Given task :: Search the data for the word "определяется" and copy every line that contains it.

###

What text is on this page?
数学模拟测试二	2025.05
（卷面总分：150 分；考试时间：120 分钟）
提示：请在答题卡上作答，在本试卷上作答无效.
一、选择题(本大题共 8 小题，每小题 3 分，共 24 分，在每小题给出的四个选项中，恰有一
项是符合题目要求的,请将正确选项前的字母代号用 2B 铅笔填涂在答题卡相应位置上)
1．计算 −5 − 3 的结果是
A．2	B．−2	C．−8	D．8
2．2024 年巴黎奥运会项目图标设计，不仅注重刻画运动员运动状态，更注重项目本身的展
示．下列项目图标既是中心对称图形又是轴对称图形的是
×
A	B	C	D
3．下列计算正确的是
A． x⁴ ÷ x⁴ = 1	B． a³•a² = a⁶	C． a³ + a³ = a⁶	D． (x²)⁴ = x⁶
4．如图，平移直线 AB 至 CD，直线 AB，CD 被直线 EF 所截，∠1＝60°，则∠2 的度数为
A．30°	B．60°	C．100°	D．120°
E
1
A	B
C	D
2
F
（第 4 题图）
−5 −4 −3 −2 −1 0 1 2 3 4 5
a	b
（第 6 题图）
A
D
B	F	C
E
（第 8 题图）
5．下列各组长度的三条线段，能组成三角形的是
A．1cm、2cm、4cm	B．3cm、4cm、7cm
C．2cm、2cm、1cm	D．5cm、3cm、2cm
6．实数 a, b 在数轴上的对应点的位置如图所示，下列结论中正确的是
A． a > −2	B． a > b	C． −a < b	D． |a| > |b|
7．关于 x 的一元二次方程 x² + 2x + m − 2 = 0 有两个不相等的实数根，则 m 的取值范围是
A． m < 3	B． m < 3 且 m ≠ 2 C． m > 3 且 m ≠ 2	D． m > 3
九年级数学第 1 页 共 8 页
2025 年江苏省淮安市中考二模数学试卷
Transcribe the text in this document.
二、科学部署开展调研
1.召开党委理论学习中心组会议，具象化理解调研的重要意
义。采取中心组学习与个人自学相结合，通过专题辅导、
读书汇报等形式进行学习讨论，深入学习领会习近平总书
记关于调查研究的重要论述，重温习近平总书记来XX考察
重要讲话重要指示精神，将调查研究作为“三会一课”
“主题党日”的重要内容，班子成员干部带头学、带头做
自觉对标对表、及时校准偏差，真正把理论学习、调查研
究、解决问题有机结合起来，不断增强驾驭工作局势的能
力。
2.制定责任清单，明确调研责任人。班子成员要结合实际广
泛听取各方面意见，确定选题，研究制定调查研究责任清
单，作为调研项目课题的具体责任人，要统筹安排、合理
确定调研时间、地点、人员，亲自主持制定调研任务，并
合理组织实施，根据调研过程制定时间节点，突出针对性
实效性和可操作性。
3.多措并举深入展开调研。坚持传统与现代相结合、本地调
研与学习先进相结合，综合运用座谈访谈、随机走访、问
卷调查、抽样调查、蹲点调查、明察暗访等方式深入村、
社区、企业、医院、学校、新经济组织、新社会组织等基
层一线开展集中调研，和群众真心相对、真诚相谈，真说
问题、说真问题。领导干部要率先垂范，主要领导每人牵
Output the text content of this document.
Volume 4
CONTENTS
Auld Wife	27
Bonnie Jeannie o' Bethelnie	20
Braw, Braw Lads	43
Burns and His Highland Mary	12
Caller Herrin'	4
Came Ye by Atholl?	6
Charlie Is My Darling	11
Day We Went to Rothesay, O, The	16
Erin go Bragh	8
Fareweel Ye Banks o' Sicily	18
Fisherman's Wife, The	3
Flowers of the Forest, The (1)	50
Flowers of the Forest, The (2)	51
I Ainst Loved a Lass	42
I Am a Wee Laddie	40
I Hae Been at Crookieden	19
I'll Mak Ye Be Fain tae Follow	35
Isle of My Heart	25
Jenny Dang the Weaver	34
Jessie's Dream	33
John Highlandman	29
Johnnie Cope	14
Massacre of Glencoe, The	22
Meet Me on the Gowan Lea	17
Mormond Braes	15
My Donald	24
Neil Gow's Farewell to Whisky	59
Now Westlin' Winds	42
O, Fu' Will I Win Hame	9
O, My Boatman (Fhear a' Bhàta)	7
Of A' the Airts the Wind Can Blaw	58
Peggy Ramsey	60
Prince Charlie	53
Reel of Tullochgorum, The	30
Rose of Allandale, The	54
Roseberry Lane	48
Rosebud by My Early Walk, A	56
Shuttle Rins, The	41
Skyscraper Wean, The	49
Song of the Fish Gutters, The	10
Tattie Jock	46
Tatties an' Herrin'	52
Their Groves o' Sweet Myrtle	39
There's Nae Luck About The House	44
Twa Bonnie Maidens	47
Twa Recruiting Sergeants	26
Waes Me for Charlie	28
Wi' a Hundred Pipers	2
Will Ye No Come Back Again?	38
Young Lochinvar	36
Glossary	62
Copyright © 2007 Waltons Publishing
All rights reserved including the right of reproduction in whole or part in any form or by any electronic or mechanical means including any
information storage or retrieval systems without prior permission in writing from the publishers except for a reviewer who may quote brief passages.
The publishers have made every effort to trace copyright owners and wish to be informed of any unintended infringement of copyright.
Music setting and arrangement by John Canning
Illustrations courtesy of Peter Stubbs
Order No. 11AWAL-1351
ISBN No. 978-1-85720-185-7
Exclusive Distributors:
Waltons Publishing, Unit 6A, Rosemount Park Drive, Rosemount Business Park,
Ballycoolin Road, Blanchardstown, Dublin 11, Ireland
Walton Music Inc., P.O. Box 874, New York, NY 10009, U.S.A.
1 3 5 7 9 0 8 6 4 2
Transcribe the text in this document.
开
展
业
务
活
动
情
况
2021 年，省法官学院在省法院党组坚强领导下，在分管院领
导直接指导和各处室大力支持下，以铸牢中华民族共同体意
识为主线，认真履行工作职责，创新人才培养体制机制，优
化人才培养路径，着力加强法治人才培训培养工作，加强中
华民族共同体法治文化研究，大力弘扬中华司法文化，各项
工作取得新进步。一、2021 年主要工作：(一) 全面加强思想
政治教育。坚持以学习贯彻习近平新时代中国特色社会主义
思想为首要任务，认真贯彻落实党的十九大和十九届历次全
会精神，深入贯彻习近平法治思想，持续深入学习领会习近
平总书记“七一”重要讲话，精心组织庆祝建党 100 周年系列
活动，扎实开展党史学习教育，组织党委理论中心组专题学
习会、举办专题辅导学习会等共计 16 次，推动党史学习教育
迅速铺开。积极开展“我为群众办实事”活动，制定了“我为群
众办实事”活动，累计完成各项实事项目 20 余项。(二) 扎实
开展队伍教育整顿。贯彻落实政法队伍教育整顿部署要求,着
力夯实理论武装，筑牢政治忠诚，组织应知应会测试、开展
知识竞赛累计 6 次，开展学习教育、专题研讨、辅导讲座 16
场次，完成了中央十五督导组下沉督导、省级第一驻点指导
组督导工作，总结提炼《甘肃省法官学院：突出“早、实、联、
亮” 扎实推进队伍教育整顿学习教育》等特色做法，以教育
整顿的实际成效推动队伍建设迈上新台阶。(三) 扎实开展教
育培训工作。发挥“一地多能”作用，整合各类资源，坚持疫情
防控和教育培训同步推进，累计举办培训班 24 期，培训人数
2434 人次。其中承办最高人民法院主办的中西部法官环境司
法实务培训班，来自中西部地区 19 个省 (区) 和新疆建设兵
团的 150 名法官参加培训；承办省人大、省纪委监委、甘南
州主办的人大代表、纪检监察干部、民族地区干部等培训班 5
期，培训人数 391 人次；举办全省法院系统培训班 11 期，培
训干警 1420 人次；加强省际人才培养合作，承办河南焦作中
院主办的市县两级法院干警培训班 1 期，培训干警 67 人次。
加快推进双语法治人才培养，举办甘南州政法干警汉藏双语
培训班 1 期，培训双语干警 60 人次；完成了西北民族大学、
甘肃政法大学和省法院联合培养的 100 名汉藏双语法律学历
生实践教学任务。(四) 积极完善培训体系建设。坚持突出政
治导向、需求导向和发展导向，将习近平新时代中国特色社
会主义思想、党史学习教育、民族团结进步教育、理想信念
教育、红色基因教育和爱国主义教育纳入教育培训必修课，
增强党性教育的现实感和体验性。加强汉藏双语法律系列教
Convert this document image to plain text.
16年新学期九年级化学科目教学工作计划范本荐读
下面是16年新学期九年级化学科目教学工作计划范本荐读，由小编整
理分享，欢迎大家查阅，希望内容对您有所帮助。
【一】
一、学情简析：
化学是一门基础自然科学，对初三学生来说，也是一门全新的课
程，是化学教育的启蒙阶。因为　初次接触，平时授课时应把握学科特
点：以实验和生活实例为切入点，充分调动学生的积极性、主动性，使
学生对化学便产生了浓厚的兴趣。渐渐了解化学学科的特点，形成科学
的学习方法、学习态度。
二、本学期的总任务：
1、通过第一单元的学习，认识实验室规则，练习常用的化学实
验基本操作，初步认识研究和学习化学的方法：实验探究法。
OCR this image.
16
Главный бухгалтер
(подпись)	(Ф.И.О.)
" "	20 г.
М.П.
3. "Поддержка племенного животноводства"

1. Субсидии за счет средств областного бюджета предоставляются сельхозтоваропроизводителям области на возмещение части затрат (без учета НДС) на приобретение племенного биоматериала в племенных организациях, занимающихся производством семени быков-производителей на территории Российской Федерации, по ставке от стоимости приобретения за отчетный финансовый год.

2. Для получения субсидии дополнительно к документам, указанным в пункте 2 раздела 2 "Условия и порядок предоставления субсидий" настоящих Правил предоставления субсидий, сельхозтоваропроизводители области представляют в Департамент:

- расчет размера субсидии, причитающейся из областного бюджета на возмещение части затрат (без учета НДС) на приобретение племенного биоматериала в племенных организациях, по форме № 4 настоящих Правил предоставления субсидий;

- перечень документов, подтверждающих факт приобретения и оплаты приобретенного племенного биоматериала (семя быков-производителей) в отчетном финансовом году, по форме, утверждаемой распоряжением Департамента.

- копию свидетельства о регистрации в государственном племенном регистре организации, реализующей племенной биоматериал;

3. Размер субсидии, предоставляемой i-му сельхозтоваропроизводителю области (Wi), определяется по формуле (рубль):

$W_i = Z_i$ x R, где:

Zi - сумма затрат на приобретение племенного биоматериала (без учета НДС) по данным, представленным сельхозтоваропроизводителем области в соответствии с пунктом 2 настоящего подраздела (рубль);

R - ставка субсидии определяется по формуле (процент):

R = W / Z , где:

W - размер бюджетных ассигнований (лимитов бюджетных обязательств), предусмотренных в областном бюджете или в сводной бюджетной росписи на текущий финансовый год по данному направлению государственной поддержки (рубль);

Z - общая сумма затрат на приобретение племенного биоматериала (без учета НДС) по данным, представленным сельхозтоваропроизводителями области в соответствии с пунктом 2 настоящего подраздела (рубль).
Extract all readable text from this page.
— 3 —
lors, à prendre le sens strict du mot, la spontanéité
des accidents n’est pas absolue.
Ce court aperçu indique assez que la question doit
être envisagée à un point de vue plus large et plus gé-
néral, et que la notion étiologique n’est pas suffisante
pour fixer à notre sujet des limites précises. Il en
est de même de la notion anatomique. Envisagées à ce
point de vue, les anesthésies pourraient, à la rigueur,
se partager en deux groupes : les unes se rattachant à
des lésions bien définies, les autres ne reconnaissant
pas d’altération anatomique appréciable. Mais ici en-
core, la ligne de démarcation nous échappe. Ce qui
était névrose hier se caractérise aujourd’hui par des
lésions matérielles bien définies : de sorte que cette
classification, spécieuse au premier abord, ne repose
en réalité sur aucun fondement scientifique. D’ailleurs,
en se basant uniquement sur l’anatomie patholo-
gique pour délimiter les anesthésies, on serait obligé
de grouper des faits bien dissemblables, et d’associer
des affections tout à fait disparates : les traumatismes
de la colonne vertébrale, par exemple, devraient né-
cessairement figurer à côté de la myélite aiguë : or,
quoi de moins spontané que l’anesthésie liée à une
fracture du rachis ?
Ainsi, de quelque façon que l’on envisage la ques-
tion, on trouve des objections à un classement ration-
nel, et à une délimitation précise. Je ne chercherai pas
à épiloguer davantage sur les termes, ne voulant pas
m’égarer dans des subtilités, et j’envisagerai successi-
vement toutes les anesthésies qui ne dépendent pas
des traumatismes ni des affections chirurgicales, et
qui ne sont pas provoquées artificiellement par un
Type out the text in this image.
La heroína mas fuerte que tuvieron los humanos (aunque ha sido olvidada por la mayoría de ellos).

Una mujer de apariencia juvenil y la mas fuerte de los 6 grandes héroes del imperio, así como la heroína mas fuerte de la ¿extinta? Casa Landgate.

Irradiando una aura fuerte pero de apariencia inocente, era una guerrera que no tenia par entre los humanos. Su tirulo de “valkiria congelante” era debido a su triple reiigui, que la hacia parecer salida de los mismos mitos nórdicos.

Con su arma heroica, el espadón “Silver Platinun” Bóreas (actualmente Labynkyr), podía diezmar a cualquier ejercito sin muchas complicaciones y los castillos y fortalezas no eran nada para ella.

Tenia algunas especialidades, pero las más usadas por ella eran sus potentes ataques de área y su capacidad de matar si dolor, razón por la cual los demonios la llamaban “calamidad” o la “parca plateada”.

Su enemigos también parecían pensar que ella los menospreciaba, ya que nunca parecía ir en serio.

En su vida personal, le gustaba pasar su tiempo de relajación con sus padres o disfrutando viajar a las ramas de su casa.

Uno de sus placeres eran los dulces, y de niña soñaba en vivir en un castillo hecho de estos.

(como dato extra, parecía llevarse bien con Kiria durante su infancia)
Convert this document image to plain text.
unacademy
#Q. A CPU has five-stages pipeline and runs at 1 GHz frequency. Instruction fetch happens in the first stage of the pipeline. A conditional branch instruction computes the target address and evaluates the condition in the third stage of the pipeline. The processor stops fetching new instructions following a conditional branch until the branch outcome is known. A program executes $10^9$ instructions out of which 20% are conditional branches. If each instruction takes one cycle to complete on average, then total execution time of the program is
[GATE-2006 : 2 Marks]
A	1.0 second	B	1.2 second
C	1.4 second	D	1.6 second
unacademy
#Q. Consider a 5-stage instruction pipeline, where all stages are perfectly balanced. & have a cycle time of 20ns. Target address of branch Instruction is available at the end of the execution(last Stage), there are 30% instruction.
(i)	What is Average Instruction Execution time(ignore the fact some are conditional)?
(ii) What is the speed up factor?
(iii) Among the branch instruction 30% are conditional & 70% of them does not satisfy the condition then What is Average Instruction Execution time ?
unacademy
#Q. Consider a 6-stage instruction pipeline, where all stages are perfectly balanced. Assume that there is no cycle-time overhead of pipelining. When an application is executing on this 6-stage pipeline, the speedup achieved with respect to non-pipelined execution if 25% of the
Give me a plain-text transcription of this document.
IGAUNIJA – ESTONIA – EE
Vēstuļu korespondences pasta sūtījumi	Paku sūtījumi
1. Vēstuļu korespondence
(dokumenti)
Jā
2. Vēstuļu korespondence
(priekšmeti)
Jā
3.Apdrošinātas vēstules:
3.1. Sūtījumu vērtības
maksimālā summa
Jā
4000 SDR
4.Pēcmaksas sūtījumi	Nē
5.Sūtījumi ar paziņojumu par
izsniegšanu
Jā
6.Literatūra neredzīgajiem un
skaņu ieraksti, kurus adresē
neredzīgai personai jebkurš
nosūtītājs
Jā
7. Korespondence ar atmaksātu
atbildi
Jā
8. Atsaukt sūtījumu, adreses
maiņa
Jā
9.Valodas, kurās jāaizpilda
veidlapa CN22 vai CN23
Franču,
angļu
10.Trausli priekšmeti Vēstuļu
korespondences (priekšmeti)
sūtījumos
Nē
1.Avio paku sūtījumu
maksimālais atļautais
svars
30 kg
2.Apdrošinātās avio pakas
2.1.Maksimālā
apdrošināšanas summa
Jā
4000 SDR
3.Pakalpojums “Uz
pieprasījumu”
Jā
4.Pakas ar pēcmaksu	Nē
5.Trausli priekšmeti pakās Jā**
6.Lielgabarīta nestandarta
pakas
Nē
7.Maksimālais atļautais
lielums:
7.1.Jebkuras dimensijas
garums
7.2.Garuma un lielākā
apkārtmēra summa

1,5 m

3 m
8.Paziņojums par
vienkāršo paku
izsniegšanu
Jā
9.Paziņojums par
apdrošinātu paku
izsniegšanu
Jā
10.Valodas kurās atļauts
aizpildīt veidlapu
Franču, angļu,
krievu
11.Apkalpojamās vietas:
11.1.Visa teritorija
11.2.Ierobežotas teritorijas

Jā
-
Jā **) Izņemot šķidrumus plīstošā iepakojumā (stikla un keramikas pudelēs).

###

Answer ::
3. Размер субсидии, предоставляемой i-му сельхозтоваропроизводителю области (Wi), определяется по формуле (рубль):
R - ставка субсидии определяется по формуле (процент):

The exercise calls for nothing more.